<<<<

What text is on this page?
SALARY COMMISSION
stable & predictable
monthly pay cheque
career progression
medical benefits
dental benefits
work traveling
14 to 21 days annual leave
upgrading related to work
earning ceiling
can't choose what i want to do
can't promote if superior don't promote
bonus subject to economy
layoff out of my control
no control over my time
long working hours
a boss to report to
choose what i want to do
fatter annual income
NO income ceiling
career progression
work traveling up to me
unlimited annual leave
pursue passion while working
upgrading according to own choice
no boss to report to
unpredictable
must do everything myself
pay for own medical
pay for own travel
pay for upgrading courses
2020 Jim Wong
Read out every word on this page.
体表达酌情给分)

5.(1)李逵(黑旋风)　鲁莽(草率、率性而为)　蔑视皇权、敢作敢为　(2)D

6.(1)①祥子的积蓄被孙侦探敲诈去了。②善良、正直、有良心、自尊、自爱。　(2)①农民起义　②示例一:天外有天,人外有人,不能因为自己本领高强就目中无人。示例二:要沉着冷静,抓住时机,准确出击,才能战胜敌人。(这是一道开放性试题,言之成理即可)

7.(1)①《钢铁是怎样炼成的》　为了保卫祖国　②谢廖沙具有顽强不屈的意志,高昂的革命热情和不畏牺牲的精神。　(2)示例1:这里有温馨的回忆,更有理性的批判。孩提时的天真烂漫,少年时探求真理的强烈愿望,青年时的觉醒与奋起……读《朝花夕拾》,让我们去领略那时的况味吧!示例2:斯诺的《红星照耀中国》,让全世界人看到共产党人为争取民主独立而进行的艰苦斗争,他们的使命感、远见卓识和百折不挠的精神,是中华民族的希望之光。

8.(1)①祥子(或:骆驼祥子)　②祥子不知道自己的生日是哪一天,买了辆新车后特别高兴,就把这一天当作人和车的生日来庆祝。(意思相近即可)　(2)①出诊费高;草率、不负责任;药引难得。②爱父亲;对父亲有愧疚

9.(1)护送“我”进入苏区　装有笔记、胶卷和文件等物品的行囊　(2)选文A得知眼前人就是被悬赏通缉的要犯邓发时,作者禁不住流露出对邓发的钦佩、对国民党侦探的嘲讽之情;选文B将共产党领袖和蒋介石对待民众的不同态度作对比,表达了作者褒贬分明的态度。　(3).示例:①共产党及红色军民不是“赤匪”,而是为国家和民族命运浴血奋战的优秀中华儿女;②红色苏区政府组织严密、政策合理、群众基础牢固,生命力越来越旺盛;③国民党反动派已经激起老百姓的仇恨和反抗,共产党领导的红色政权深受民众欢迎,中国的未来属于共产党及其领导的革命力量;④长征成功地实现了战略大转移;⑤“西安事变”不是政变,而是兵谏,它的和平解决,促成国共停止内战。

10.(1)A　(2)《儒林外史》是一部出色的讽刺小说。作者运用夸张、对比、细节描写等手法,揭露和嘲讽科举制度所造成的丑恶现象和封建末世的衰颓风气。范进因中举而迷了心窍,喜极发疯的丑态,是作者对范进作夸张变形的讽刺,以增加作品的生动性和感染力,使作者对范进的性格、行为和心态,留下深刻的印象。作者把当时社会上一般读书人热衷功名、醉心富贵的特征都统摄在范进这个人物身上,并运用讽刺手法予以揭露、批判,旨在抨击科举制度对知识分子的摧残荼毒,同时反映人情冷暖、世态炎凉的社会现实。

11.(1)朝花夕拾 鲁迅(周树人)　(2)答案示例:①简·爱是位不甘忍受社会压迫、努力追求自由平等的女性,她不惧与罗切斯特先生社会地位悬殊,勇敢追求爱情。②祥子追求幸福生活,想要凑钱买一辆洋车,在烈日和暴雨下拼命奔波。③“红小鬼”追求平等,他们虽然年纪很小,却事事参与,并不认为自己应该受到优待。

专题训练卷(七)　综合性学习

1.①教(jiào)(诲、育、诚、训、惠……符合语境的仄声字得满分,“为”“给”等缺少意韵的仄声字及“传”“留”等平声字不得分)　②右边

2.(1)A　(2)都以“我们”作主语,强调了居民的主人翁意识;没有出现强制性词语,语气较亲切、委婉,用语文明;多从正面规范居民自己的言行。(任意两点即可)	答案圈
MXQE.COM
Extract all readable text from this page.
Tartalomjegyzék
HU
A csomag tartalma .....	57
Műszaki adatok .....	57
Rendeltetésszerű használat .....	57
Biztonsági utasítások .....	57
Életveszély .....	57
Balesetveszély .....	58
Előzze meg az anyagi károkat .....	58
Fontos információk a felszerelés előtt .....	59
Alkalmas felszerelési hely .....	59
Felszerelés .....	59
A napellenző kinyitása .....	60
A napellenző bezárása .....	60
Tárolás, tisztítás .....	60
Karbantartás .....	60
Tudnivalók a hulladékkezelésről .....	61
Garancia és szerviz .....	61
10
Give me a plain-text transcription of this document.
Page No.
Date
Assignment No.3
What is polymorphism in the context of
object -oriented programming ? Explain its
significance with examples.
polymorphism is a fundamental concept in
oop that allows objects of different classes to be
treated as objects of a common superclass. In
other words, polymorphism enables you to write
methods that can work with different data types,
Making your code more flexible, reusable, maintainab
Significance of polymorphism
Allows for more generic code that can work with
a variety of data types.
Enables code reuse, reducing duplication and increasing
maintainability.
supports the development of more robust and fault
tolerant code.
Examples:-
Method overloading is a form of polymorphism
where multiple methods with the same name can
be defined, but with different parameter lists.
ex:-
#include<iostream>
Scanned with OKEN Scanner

>>>>

PROBLEM DESCRIPTION: Every line from the one containing "Extract all readable text from this page." through the last line must be copied exactly; leave out the rest.

IN RESPONSE:
Extract all readable text from this page.
Tartalomjegyzék
HU
A csomag tartalma .....	57
Műszaki adatok .....	57
Rendeltetésszerű használat .....	57
Biztonsági utasítások .....	57
Életveszély .....	57
Balesetveszély .....	58
Előzze meg az anyagi károkat .....	58
Fontos információk a felszerelés előtt .....	59
Alkalmas felszerelési hely .....	59
Felszerelés .....	59
A napellenző kinyitása .....	60
A napellenző bezárása .....	60
Tárolás, tisztítás .....	60
Karbantartás .....	60
Tudnivalók a hulladékkezelésről .....	61
Garancia és szerviz .....	61
10
Give me a plain-text transcription of this document.
Page No.
Date
Assignment No.3
What is polymorphism in the context of
object -oriented programming ? Explain its
significance with examples.
polymorphism is a fundamental concept in
oop that allows objects of different classes to be
treated as objects of a common superclass. In
other words, polymorphism enables you to write
methods that can work with different data types,
Making your code more flexible, reusable, maintainab
Significance of polymorphism
Allows for more generic code that can work with
a variety of data types.
Enables code reuse, reducing duplication and increasing
maintainability.
supports the development of more robust and fault
tolerant code.
Examples:-
Method overloading is a form of polymorphism
where multiple methods with the same name can
be defined, but with different parameter lists.
ex:-
#include<iostream>
Scanned with OKEN Scanner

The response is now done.